* **Directions**
Show each line of the data below in which "Mirae" occurs.

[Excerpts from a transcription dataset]
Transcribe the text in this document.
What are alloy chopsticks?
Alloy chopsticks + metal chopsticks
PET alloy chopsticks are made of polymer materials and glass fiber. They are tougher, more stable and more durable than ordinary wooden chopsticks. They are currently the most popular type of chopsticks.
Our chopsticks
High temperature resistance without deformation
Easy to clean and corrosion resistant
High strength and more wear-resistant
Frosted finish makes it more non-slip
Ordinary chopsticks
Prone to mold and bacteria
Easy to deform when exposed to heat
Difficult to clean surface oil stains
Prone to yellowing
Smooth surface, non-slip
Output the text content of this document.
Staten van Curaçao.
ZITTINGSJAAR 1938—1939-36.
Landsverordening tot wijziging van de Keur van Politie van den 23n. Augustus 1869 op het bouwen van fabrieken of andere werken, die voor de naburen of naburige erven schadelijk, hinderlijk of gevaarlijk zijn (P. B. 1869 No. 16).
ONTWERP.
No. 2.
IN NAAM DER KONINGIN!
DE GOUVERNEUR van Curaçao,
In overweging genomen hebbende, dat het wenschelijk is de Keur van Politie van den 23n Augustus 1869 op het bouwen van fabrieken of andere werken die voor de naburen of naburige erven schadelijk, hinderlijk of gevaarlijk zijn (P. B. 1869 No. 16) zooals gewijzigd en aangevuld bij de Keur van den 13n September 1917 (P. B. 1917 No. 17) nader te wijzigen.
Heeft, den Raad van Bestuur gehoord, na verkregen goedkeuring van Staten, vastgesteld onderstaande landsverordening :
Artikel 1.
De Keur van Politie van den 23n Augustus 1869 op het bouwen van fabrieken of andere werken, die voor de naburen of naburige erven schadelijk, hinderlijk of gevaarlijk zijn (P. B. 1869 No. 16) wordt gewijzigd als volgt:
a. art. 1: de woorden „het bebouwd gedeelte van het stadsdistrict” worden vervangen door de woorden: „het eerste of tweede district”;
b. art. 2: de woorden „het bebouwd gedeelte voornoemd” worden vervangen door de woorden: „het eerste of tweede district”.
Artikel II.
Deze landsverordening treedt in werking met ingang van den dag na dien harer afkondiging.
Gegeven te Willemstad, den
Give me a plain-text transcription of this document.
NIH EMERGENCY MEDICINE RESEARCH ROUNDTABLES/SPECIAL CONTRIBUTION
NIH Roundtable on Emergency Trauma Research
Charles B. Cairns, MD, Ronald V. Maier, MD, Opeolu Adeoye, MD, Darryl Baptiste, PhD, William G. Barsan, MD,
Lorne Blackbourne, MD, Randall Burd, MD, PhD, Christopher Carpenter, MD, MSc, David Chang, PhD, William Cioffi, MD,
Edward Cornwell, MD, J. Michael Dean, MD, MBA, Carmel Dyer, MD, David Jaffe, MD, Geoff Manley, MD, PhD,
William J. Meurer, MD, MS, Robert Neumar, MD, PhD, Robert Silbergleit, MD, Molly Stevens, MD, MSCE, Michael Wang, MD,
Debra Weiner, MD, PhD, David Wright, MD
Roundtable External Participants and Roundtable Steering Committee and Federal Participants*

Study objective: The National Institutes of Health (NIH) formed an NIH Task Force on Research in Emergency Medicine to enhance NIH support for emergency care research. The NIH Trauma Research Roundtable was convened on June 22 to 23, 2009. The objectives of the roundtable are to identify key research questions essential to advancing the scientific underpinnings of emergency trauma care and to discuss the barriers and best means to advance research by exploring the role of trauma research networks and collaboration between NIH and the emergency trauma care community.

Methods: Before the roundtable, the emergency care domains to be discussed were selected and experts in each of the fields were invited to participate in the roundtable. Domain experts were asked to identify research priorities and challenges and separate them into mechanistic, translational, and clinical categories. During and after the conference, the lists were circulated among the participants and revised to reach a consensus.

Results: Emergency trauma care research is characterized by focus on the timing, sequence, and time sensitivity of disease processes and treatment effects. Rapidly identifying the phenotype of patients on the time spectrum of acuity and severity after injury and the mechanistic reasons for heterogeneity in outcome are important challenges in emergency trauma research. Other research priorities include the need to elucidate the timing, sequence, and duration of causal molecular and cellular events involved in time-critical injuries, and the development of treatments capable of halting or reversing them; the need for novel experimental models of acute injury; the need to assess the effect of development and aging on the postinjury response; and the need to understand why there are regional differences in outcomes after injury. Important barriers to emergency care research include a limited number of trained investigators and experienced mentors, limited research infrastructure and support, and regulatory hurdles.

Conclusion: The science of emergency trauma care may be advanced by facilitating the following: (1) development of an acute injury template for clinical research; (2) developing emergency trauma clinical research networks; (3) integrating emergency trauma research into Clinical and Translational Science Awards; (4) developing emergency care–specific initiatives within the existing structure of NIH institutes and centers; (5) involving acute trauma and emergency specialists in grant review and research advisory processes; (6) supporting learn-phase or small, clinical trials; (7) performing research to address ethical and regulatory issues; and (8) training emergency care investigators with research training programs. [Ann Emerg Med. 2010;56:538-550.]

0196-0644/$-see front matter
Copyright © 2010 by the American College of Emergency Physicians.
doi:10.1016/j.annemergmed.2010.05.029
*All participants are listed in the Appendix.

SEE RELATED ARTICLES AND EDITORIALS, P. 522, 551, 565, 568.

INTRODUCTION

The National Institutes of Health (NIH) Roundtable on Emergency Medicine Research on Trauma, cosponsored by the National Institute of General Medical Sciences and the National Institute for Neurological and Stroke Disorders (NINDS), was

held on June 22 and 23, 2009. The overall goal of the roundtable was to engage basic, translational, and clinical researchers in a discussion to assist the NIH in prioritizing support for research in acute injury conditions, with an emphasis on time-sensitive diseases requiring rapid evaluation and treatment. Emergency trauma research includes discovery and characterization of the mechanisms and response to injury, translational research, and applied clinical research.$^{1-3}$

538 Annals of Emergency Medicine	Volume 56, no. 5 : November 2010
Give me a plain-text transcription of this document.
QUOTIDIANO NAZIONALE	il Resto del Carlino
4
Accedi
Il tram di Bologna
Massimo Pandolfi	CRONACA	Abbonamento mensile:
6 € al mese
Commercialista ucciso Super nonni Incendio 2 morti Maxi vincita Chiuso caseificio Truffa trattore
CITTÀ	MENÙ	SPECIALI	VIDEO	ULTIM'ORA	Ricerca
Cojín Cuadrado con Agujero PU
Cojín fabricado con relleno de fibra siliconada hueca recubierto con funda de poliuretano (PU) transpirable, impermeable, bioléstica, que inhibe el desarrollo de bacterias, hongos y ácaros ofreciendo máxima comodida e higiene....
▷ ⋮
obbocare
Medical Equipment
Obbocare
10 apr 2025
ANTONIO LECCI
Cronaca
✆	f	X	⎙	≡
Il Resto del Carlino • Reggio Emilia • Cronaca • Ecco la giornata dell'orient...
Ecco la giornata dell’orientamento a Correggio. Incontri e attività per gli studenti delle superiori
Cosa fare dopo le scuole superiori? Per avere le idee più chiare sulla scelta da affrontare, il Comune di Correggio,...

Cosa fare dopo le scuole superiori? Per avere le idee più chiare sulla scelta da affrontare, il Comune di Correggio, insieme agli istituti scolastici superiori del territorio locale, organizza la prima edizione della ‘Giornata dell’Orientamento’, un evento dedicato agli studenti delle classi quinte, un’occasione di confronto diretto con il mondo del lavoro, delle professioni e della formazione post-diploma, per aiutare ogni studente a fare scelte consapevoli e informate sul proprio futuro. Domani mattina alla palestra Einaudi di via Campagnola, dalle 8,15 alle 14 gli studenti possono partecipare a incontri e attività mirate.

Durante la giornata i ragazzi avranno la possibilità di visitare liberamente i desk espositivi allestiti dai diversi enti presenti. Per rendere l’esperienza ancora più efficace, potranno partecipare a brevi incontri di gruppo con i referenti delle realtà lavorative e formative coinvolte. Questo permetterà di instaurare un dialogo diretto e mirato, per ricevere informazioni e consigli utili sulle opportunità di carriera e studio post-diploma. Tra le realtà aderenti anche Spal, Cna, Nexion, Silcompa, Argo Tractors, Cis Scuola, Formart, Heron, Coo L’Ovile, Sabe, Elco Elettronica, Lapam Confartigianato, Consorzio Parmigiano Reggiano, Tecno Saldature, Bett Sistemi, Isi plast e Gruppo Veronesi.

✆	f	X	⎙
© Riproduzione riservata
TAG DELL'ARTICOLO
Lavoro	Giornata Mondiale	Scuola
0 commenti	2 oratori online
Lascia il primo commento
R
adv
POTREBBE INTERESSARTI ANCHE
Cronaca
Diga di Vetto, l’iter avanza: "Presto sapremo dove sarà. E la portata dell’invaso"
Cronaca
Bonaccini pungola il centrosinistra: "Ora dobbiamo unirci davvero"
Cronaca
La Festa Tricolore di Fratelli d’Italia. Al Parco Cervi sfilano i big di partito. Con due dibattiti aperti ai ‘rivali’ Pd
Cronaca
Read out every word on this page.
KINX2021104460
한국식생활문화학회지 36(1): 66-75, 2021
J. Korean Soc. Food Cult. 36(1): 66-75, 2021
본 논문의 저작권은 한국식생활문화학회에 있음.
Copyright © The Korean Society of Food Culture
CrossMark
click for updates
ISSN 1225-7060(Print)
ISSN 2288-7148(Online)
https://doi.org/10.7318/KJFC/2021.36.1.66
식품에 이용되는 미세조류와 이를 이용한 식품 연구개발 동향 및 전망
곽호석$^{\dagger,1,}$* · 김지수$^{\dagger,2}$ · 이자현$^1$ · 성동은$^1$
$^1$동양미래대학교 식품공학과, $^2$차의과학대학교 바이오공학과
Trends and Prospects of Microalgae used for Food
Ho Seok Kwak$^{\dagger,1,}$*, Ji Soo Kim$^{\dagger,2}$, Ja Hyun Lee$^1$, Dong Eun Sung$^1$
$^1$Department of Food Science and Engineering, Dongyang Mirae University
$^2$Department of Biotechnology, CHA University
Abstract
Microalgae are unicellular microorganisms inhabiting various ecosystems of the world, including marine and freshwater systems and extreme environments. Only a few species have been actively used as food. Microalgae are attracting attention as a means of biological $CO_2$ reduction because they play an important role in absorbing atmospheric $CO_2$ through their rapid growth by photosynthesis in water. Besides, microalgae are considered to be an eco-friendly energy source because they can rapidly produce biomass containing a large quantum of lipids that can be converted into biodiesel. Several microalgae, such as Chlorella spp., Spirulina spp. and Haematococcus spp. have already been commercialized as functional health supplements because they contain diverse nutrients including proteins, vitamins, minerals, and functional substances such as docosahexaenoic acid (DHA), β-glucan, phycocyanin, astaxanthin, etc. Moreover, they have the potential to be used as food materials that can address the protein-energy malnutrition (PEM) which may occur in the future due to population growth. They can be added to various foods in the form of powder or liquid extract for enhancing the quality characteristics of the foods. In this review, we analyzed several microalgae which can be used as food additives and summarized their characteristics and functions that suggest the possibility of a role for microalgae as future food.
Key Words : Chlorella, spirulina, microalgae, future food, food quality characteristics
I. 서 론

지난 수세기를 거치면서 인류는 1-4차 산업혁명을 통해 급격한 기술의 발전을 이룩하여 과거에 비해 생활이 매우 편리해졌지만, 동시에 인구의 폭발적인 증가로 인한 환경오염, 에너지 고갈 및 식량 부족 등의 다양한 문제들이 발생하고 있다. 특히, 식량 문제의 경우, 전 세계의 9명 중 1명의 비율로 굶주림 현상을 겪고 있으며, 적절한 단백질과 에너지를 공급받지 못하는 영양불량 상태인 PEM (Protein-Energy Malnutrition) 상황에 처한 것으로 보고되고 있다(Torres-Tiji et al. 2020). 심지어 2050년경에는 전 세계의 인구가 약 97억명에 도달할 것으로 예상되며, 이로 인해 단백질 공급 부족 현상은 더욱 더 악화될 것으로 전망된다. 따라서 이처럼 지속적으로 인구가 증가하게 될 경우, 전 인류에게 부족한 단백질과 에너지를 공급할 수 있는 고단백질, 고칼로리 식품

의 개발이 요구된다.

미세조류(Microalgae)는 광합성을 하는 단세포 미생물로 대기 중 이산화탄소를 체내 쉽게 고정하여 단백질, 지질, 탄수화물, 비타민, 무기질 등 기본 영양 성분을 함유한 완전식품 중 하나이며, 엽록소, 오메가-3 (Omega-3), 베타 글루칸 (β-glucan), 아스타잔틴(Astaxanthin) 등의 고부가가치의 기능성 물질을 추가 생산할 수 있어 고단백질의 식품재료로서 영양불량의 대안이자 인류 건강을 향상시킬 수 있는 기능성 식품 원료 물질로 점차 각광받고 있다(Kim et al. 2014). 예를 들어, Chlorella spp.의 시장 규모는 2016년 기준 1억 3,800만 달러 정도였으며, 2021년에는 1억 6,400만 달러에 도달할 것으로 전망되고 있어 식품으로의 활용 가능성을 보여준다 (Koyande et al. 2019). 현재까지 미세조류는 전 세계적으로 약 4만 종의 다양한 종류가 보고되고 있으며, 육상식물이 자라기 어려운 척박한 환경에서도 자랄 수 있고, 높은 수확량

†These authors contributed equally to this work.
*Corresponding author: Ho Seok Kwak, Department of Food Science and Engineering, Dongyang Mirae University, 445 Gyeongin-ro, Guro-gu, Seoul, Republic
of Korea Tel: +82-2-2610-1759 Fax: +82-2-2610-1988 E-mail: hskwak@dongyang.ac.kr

* **Result for this task**
$^1$Department of Food Science and Engineering, Dongyang Mirae University
*Corresponding author: Ho Seok Kwak, Department of Food Science and Engineering, Dongyang Mirae University, 445 Gyeongin-ro, Guro-gu, Seoul, Republic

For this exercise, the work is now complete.